- **SHORT PROBLEM**:
Reproduce the listing below word for word, starting at its first line and ending at the line that contains "point: [478, 445, 483, 450]", with both of those lines included.

★ ★ ★ ★ ★ ★ ★

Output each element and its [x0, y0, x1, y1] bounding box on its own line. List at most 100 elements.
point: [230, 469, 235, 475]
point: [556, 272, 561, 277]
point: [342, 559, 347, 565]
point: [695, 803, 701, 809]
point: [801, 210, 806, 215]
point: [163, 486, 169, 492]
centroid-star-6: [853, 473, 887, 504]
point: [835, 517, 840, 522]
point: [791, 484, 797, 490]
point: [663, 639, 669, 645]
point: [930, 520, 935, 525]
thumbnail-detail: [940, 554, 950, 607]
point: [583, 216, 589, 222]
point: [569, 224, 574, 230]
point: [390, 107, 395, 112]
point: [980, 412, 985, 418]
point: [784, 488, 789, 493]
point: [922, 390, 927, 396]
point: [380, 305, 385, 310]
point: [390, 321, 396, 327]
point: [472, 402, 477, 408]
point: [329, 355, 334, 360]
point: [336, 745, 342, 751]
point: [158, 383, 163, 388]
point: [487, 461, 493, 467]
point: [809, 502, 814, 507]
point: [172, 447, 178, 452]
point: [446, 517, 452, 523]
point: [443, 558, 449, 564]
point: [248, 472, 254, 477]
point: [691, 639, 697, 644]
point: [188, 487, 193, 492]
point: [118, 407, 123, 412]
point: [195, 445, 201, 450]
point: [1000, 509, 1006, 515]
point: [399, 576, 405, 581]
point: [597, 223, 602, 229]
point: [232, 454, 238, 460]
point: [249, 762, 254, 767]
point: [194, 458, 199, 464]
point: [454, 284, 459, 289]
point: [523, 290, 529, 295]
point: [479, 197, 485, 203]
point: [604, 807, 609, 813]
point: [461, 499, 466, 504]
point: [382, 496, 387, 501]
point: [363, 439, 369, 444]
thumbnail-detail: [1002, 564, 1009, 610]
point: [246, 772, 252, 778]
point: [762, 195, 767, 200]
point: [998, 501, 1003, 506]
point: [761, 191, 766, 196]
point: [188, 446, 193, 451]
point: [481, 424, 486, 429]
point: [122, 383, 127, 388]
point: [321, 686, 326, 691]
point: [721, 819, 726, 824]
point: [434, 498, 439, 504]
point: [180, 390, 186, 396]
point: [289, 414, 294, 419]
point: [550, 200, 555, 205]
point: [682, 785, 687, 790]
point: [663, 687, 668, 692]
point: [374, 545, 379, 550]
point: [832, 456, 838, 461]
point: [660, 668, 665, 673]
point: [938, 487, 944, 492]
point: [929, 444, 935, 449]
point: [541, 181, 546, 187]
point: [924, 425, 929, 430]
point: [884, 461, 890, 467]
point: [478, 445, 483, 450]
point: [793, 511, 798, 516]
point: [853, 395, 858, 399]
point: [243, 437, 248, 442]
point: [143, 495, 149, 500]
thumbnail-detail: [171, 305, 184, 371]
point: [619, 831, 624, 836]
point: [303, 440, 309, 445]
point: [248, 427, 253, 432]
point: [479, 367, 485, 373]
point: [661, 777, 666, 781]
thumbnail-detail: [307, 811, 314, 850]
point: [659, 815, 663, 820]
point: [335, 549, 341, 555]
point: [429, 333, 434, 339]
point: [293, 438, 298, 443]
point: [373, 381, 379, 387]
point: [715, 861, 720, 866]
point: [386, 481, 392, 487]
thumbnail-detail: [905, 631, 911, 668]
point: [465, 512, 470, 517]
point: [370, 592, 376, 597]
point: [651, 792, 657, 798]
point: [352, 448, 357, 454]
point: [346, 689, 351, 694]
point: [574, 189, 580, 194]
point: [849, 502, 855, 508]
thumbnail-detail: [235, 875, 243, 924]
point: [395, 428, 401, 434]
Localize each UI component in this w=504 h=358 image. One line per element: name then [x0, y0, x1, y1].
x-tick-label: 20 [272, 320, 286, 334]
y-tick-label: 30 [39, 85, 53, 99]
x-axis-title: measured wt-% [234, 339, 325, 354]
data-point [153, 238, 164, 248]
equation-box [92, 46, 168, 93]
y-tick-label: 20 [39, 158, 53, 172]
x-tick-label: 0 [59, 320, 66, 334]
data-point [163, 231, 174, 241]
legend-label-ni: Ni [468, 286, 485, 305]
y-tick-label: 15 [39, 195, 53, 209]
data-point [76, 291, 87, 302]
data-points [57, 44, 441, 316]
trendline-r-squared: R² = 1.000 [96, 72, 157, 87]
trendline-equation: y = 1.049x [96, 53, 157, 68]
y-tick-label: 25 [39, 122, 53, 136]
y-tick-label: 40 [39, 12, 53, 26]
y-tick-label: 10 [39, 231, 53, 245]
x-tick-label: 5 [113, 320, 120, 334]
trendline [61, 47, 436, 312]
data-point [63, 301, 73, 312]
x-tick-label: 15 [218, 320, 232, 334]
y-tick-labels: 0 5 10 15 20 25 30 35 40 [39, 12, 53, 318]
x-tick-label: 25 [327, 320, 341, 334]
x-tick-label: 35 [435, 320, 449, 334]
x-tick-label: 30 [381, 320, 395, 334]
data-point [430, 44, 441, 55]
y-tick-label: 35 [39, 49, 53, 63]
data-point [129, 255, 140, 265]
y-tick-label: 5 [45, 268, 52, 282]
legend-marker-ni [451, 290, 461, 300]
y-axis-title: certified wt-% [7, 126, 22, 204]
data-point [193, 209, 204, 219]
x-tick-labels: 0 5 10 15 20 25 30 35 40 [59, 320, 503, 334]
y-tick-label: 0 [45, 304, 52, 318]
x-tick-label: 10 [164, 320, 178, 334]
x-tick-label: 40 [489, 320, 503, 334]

★ ★ ★ ★ ★ ★ ★

- **THE SOLUTION**:
Output each element and its [x0, y0, x1, y1] bounding box on its own line. List at most 100 elements.
point: [230, 469, 235, 475]
point: [556, 272, 561, 277]
point: [342, 559, 347, 565]
point: [695, 803, 701, 809]
point: [801, 210, 806, 215]
point: [163, 486, 169, 492]
centroid-star-6: [853, 473, 887, 504]
point: [835, 517, 840, 522]
point: [791, 484, 797, 490]
point: [663, 639, 669, 645]
point: [930, 520, 935, 525]
thumbnail-detail: [940, 554, 950, 607]
point: [583, 216, 589, 222]
point: [569, 224, 574, 230]
point: [390, 107, 395, 112]
point: [980, 412, 985, 418]
point: [784, 488, 789, 493]
point: [922, 390, 927, 396]
point: [380, 305, 385, 310]
point: [390, 321, 396, 327]
point: [472, 402, 477, 408]
point: [329, 355, 334, 360]
point: [336, 745, 342, 751]
point: [158, 383, 163, 388]
point: [487, 461, 493, 467]
point: [809, 502, 814, 507]
point: [172, 447, 178, 452]
point: [446, 517, 452, 523]
point: [443, 558, 449, 564]
point: [248, 472, 254, 477]
point: [691, 639, 697, 644]
point: [188, 487, 193, 492]
point: [118, 407, 123, 412]
point: [195, 445, 201, 450]
point: [1000, 509, 1006, 515]
point: [399, 576, 405, 581]
point: [597, 223, 602, 229]
point: [232, 454, 238, 460]
point: [249, 762, 254, 767]
point: [194, 458, 199, 464]
point: [454, 284, 459, 289]
point: [523, 290, 529, 295]
point: [479, 197, 485, 203]
point: [604, 807, 609, 813]
point: [461, 499, 466, 504]
point: [382, 496, 387, 501]
point: [363, 439, 369, 444]
thumbnail-detail: [1002, 564, 1009, 610]
point: [246, 772, 252, 778]
point: [762, 195, 767, 200]
point: [998, 501, 1003, 506]
point: [761, 191, 766, 196]
point: [188, 446, 193, 451]
point: [481, 424, 486, 429]
point: [122, 383, 127, 388]
point: [321, 686, 326, 691]
point: [721, 819, 726, 824]
point: [434, 498, 439, 504]
point: [180, 390, 186, 396]
point: [289, 414, 294, 419]
point: [550, 200, 555, 205]
point: [682, 785, 687, 790]
point: [663, 687, 668, 692]
point: [374, 545, 379, 550]
point: [832, 456, 838, 461]
point: [660, 668, 665, 673]
point: [938, 487, 944, 492]
point: [929, 444, 935, 449]
point: [541, 181, 546, 187]
point: [924, 425, 929, 430]
point: [884, 461, 890, 467]
point: [478, 445, 483, 450]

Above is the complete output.